* [PROBLEM 1]:
Answer each question from the commentary on Turkey's ultimatum to Syria.
(a) Who served the ultimatum on the Syrian regime?
(b) Between which two countries was the agreement that drew the withdrawal lines?
(c) Under whose command and control is the regime's air force largely said to be?
* [PROBLEM 2]: Name every country that the commentary on Turkey's ultimatum to Syria mentions by name.
* [PROBLEM 3]: Carry on the commentary on Turkey's ultimatum to Syria from its last sentence.

(Co-authored with Yusuf Buluç)[i]
The people of Turkey held their breath on the eve of the deadline set in the ultimatum President Erdoğan served on the Syrian regime promising severe military punishment if it’s forces were not to withdraw to lines drawn in the so-called “Sochi agreement” between Russia and Turkey. Evidently, there was no way that the regime, still recognized by the UN as the legitimate government of Syria, could heed this warning as it would amount to yielding its hard-won sovereign territory to Turkey’s control. More so, such withdrawal would have been hailed by some jihadist armed groups, listed by the UN as terrorist organizations, which have taken most of the civilian inhabitants of the Idlib province as hostage in their quest to winning a rump of Syria to be dismembered. The regime, its air force largely under Russian command and control, reacted to the Turkish ultimatum not by resorting to terse and rejectionist rhetoric but unleashing a bombing campaign resulting in massive loss of life not recorded outside Turkish territory since the Korean war.

* [DATA PROVIDED]:

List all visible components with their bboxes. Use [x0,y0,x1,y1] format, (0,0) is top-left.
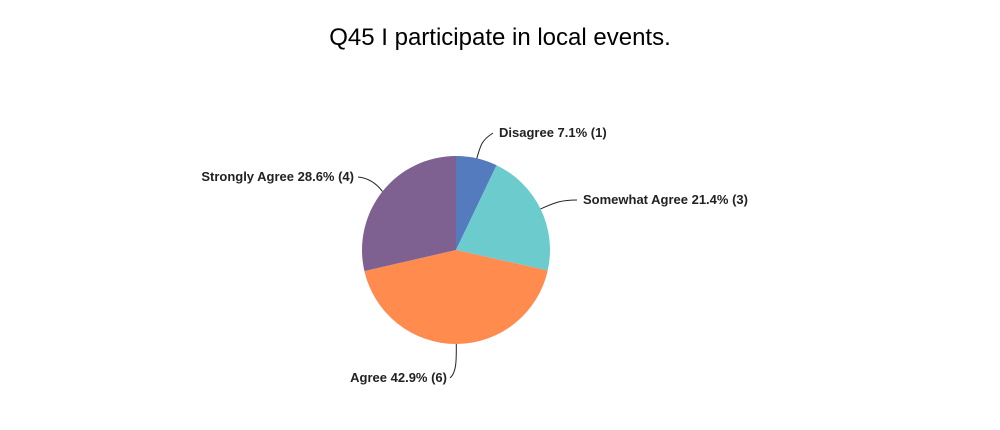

* [RIGHT ANSWER 1]:
(a) President Erdoğan
(b) Russia and Turkey
(c) Russian command and control

* [RIGHT ANSWER 2]: Turkey, Syria, Russia

* [RIGHT ANSWER 3]:
A tragedy befell the nation with the death of at least 36 of its sons in arms. While their loved ones were in a state of deep grief and bereavement for their irreplaceable losses, all players in the political arena including the Turkish government took this as a new milestone to maximize on their respective agendas and interests. It must be agonizing for most of us to see that happen, but this seems to be what is called “realpolitik”.
Not surprisingly, we are witnessing the entire spectrum of diplomatic activity unfolding at breakneck pace bilaterally among key players which include Turkey, Russia, US, Iran, France and Germany and multilaterally at the UN, NATO and the EU. And soon, Presidents Erdoğan and Putin are supposed to meet. The reader may well question the conspicuous absence of Syria on whose lands this battle is being fought. The answer is all players have some means of communication with Syria except Turkey who is probing that avenue through Russia and possibly Iran but also heavily bombing regime’s forces in retribution.
At this critical juncture a recounting of the detail of such diplomatic and military activity will overshadow the real questions that need to be asked as they concern the heart of the situation we find ourselves in.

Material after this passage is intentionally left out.